* start *

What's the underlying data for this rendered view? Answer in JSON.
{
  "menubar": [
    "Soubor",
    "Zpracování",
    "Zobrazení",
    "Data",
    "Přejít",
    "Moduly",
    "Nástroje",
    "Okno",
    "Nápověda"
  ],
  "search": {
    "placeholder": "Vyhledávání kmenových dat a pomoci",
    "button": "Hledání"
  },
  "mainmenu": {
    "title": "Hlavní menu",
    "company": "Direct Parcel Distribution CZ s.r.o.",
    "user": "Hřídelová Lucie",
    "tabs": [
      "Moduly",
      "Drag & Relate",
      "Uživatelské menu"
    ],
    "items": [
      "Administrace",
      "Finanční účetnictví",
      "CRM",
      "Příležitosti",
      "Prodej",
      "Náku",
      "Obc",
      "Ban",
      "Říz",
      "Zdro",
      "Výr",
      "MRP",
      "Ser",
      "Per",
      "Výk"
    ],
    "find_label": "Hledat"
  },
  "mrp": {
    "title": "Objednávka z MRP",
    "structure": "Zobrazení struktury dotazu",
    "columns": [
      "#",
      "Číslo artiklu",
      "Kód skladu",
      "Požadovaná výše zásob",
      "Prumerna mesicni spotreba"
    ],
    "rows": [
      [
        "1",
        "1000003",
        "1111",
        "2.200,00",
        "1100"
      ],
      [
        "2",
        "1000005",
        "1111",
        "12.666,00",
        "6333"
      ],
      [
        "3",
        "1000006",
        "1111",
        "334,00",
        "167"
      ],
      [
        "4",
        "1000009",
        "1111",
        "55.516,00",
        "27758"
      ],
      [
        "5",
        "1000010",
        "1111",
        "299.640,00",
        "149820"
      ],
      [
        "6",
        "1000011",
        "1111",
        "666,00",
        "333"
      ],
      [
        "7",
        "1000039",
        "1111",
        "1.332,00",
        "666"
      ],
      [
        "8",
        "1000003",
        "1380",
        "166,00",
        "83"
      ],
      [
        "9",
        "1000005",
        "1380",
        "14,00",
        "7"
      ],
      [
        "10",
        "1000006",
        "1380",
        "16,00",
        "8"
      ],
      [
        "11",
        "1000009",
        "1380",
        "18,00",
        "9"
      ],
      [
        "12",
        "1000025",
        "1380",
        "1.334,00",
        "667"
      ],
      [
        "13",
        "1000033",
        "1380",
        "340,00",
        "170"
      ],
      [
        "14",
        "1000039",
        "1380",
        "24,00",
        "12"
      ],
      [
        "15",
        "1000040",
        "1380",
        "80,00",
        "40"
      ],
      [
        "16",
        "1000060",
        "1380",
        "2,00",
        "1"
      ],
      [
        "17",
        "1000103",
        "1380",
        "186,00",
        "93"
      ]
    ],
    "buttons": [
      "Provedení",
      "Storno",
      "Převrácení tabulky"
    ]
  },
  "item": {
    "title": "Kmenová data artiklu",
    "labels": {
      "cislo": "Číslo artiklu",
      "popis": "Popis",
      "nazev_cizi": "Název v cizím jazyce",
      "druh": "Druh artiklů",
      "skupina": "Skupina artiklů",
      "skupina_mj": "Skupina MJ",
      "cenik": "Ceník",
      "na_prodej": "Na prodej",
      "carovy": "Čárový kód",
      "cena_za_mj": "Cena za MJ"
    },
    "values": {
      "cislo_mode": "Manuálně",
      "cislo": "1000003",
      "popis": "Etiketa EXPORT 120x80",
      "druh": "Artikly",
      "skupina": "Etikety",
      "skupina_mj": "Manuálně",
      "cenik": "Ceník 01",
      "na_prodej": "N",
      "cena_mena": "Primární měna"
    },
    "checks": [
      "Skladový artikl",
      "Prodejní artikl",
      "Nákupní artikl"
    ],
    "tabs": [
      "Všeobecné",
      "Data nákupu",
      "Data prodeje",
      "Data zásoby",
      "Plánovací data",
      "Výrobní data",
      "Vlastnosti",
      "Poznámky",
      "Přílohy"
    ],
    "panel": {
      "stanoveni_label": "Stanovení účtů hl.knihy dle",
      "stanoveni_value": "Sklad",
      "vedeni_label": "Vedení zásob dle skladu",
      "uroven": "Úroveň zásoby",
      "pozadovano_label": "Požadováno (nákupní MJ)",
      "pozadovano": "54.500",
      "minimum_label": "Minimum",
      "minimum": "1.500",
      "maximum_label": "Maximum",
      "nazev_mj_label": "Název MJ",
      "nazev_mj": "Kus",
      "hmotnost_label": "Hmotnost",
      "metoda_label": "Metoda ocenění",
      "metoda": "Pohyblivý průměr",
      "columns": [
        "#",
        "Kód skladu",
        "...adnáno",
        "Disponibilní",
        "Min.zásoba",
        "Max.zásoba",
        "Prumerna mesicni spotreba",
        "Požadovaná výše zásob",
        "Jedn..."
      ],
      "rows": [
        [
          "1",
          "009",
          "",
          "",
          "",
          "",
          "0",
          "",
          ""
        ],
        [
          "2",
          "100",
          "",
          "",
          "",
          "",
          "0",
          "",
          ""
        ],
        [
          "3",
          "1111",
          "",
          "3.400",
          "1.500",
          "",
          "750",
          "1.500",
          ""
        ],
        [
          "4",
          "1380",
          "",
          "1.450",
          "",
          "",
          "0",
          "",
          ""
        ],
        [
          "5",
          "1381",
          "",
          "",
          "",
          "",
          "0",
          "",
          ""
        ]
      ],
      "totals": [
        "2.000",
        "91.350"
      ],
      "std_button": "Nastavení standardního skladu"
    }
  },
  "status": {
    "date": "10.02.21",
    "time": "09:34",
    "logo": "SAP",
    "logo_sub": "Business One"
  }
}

* end *

Task requirements:
All the data must be duplicated exactly, with nothing added or removed.

Task result:
What's the underlying data for this rendered view? Answer in JSON.
{
  "menubar": [
    "Soubor",
    "Zpracování",
    "Zobrazení",
    "Data",
    "Přejít",
    "Moduly",
    "Nástroje",
    "Okno",
    "Nápověda"
  ],
  "search": {
    "placeholder": "Vyhledávání kmenových dat a pomoci",
    "button": "Hledání"
  },
  "mainmenu": {
    "title": "Hlavní menu",
    "company": "Direct Parcel Distribution CZ s.r.o.",
    "user": "Hřídelová Lucie",
    "tabs": [
      "Moduly",
      "Drag & Relate",
      "Uživatelské menu"
    ],
    "items": [
      "Administrace",
      "Finanční účetnictví",
      "CRM",
      "Příležitosti",
      "Prodej",
      "Náku",
      "Obc",
      "Ban",
      "Říz",
      "Zdro",
      "Výr",
      "MRP",
      "Ser",
      "Per",
      "Výk"
    ],
    "find_label": "Hledat"
  },
  "mrp": {
    "title": "Objednávka z MRP",
    "structure": "Zobrazení struktury dotazu",
    "columns": [
      "#",
      "Číslo artiklu",
      "Kód skladu",
      "Požadovaná výše zásob",
      "Prumerna mesicni spotreba"
    ],
    "rows": [
      [
        "1",
        "1000003",
        "1111",
        "2.200,00",
        "1100"
      ],
      [
        "2",
        "1000005",
        "1111",
        "12.666,00",
        "6333"
      ],
      [
        "3",
        "1000006",
        "1111",
        "334,00",
        "167"
      ],
      [
        "4",
        "1000009",
        "1111",
        "55.516,00",
        "27758"
      ],
      [
        "5",
        "1000010",
        "1111",
        "299.640,00",
        "149820"
      ],
      [
        "6",
        "1000011",
        "1111",
        "666,00",
        "333"
      ],
      [
        "7",
        "1000039",
        "1111",
        "1.332,00",
        "666"
      ],
      [
        "8",
        "1000003",
        "1380",
        "166,00",
        "83"
      ],
      [
        "9",
        "1000005",
        "1380",
        "14,00",
        "7"
      ],
      [
        "10",
        "1000006",
        "1380",
        "16,00",
        "8"
      ],
      [
        "11",
        "1000009",
        "1380",
        "18,00",
        "9"
      ],
      [
        "12",
        "1000025",
        "1380",
        "1.334,00",
        "667"
      ],
      [
        "13",
        "1000033",
        "1380",
        "340,00",
        "170"
      ],
      [
        "14",
        "1000039",
        "1380",
        "24,00",
        "12"
      ],
      [
        "15",
        "1000040",
        "1380",
        "80,00",
        "40"
      ],
      [
        "16",
        "1000060",
        "1380",
        "2,00",
        "1"
      ],
      [
        "17",
        "1000103",
        "1380",
        "186,00",
        "93"
      ]
    ],
    "buttons": [
      "Provedení",
      "Storno",
      "Převrácení tabulky"
    ]
  },
  "item": {
    "title": "Kmenová data artiklu",
    "labels": {
      "cislo": "Číslo artiklu",
      "popis": "Popis",
      "nazev_cizi": "Název v cizím jazyce",
      "druh": "Druh artiklů",
      "skupina": "Skupina artiklů",
      "skupina_mj": "Skupina MJ",
      "cenik": "Ceník",
      "na_prodej": "Na prodej",
      "carovy": "Čárový kód",
      "cena_za_mj": "Cena za MJ"
    },
    "values": {
      "cislo_mode": "Manuálně",
      "cislo": "1000003",
      "popis": "Etiketa EXPORT 120x80",
      "druh": "Artikly",
      "skupina": "Etikety",
      "skupina_mj": "Manuálně",
      "cenik": "Ceník 01",
      "na_prodej": "N",
      "cena_mena": "Primární měna"
    },
    "checks": [
      "Skladový artikl",
      "Prodejní artikl",
      "Nákupní artikl"
    ],
    "tabs": [
      "Všeobecné",
      "Data nákupu",
      "Data prodeje",
      "Data zásoby",
      "Plánovací data",
      "Výrobní data",
      "Vlastnosti",
      "Poznámky",
      "Přílohy"
    ],
    "panel": {
      "stanoveni_label": "Stanovení účtů hl.knihy dle",
      "stanoveni_value": "Sklad",
      "vedeni_label": "Vedení zásob dle skladu",
      "uroven": "Úroveň zásoby",
      "pozadovano_label": "Požadováno (nákupní MJ)",
      "pozadovano": "54.500",
      "minimum_label": "Minimum",
      "minimum": "1.500",
      "maximum_label": "Maximum",
      "nazev_mj_label": "Název MJ",
      "nazev_mj": "Kus",
      "hmotnost_label": "Hmotnost",
      "metoda_label": "Metoda ocenění",
      "metoda": "Pohyblivý průměr",
      "columns": [
        "#",
        "Kód skladu",
        "...adnáno",
        "Disponibilní",
        "Min.zásoba",
        "Max.zásoba",
        "Prumerna mesicni spotreba",
        "Požadovaná výše zásob",
        "Jedn..."
      ],
      "rows": [
        [
          "1",
          "009",
          "",
          "",
          "",
          "",
          "0",
          "",
          ""
        ],
        [
          "2",
          "100",
          "",
          "",
          "",
          "",
          "0",
          "",
          ""
        ],
        [
          "3",
          "1111",
          "",
          "3.400",
          "1.500",
          "",
          "750",
          "1.500",
          ""
        ],
        [
          "4",
          "1380",
          "",
          "1.450",
          "",
          "",
          "0",
          "",
          ""
        ],
        [
          "5",
          "1381",
          "",
          "",
          "",
          "",
          "0",
          "",
          ""
        ]
      ],
      "totals": [
        "2.000",
        "91.350"
      ],
      "std_button": "Nastavení standardního skladu"
    }
  },
  "status": {
    "date": "10.02.21",
    "time": "09:34",
    "logo": "SAP",
    "logo_sub": "Business One"
  }
}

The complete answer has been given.